• What the exercise asks: Determine how many lines in the entries below include "patterns". The reply should be that number and nothing else.

• Records provided:
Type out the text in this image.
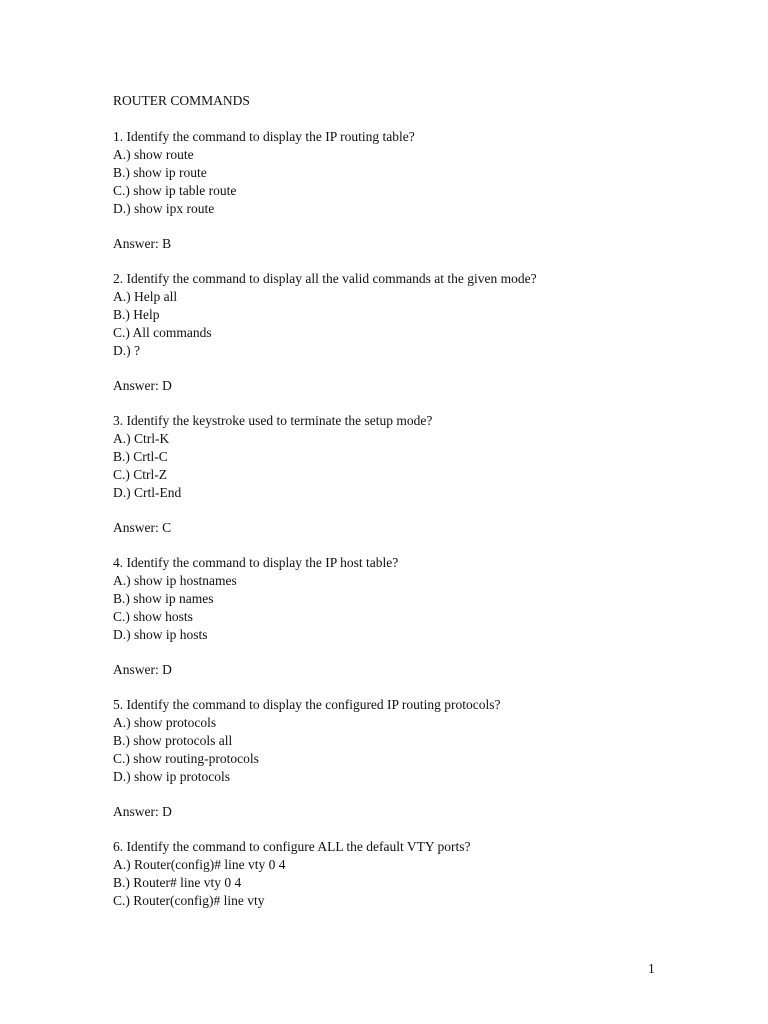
ROUTER COMMANDS
1. Identify the command to display the IP routing table?
A.) show route
B.) show ip route
C.) show ip table route
D.) show ipx route
Answer: B
2. Identify the command to display all the valid commands at the given mode?
A.) Help all
B.) Help
C.) All commands
D.) ?
Answer: D
3. Identify the keystroke used to terminate the setup mode?
A.) Ctrl-K
B.) Crtl-C
C.) Ctrl-Z
D.) Crtl-End
Answer: C
4. Identify the command to display the IP host table?
A.) show ip hostnames
B.) show ip names
C.) show hosts
D.) show ip hosts
Answer: D
5. Identify the command to display the configured IP routing protocols?
A.) show protocols
B.) show protocols all
C.) show routing-protocols
D.) show ip protocols
Answer: D
6. Identify the command to configure ALL the default VTY ports?
A.) Router(config)# line vty 0 4
B.) Router# line vty 0 4
C.) Router(config)# line vty
1
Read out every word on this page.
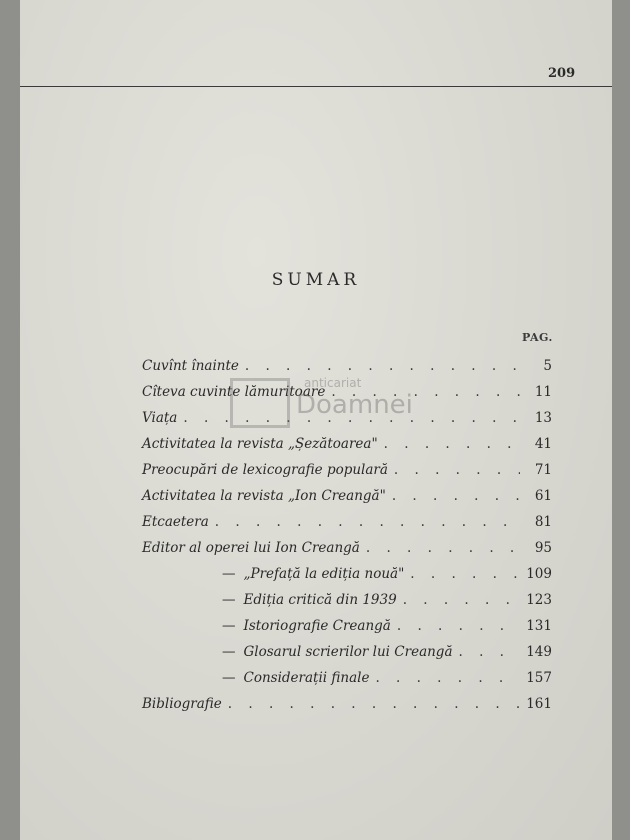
209
SUMAR
PAG.
Cuvînt înainte . . .	5
Cîteva cuvinte lămuritoare . . .	11
Viața . . .	13
Activitatea la revista „Șezătoarea" . . .	41
Preocupări de lexicografie populară . . .	71
Activitatea la revista „Ion Creangă" . . .	61
Etcaetera . . .	81
Editor al operei lui Ion Creangă . . .	95
— „Prefață la ediția nouă" . . .	109
— Ediția critică din 1939 . . .	123
— Istoriografie Creangă . . .	131
— Glosarul scrierilor lui Creangă . . .	149
— Considerații finale . . .	157
Bibliografie . . .	161
anticariat
Doamnei
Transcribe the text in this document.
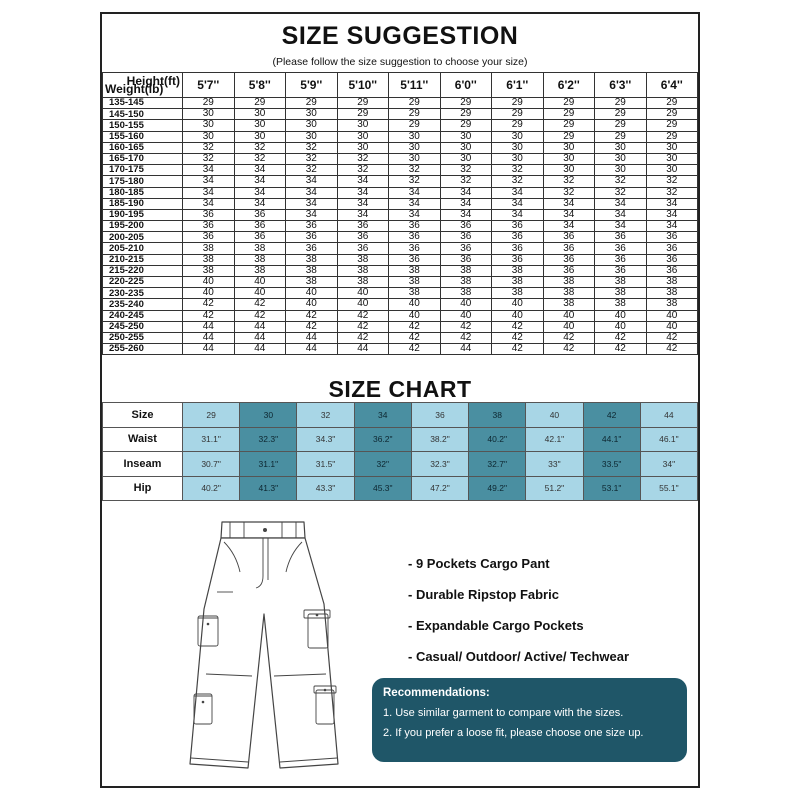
SIZE SUGGESTION
(Please follow the size suggestion to choose your size)
Height(ft)
Weight(lb)	5'7''	5'8''	5'9''	5'10''	5'11''	6'0''	6'1''	6'2''	6'3''	6'4''
135-145	29	29	29	29	29	29	29	29	29	29
145-150	30	30	30	29	29	29	29	29	29	29
150-155	30	30	30	30	29	29	29	29	29	29
155-160	30	30	30	30	30	30	30	29	29	29
160-165	32	32	32	30	30	30	30	30	30	30
165-170	32	32	32	32	30	30	30	30	30	30
170-175	34	34	32	32	32	32	32	30	30	30
175-180	34	34	34	34	32	32	32	32	32	32
180-185	34	34	34	34	34	34	34	32	32	32
185-190	34	34	34	34	34	34	34	34	34	34
190-195	36	36	34	34	34	34	34	34	34	34
195-200	36	36	36	36	36	36	36	34	34	34
200-205	36	36	36	36	36	36	36	36	36	36
205-210	38	38	36	36	36	36	36	36	36	36
210-215	38	38	38	38	36	36	36	36	36	36
215-220	38	38	38	38	38	38	38	36	36	36
220-225	40	40	38	38	38	38	38	38	38	38
230-235	40	40	40	40	38	38	38	38	38	38
235-240	42	42	40	40	40	40	40	38	38	38
240-245	42	42	42	42	40	40	40	40	40	40
245-250	44	44	42	42	42	42	42	40	40	40
250-255	44	44	44	42	42	42	42	42	42	42
255-260	44	44	44	44	42	44	42	42	42	42
SIZE CHART
Size	29	30	32	34	36	38	40	42	44
Waist	31.1"	32.3"	34.3"	36.2"	38.2"	40.2"	42.1"	44.1"	46.1"
Inseam	30.7"	31.1"	31.5"	32"	32.3"	32.7"	33"	33.5"	34"
Hip	40.2"	41.3"	43.3"	45.3"	47.2"	49.2"	51.2"	53.1"	55.1"
- 9 Pockets Cargo Pant
- Durable Ripstop Fabric
- Expandable Cargo Pockets
- Casual/ Outdoor/ Active/ Techwear
Recommendations:
1. Use similar garment to compare with the sizes.
2. If you prefer a loose fit, please choose one size up.
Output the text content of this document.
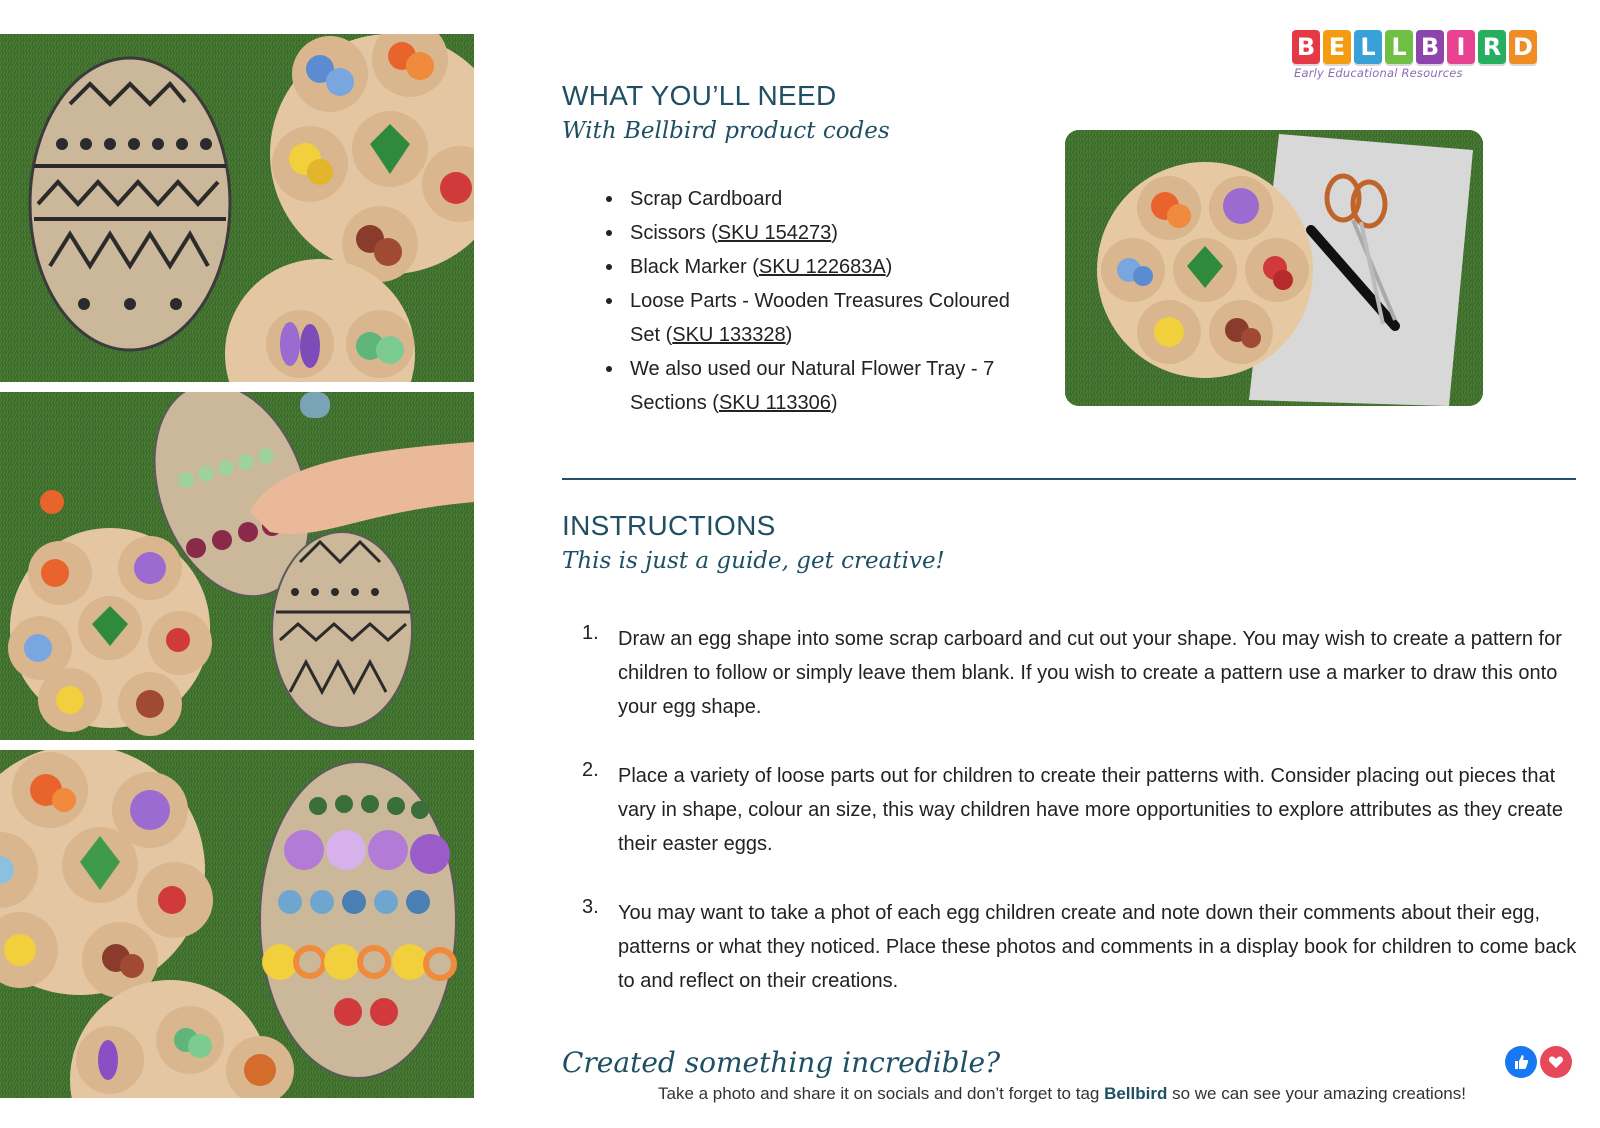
B E L L B I R D
Early Educational Resources
WHAT YOU’LL NEED
With Bellbird product codes
Scrap Cardboard
Scissors (SKU 154273)
Black Marker (SKU 122683A)
Loose Parts - Wooden Treasures Coloured Set (SKU 133328)
We also used our Natural Flower Tray - 7 Sections (SKU 113306)
INSTRUCTIONS
This is just a guide, get creative!
1. Draw an egg shape into some scrap carboard and cut out your shape. You may wish to create a pattern for children to follow or simply leave them blank. If you wish to create a pattern use a marker to draw this onto your egg shape.
2. Place a variety of loose parts out for children to create their patterns with. Consider placing out pieces that vary in shape, colour an size, this way children have more opportunities to explore attributes as they create their easter eggs.
3. You may want to take a phot of each egg children create and note down their comments about their egg, patterns or what they noticed. Place these photos and comments in a display book for children to come back to and reflect on their creations.
Created something incredible?
Take a photo and share it on socials and don’t forget to tag Bellbird so we can see your amazing creations!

• Final answer: 2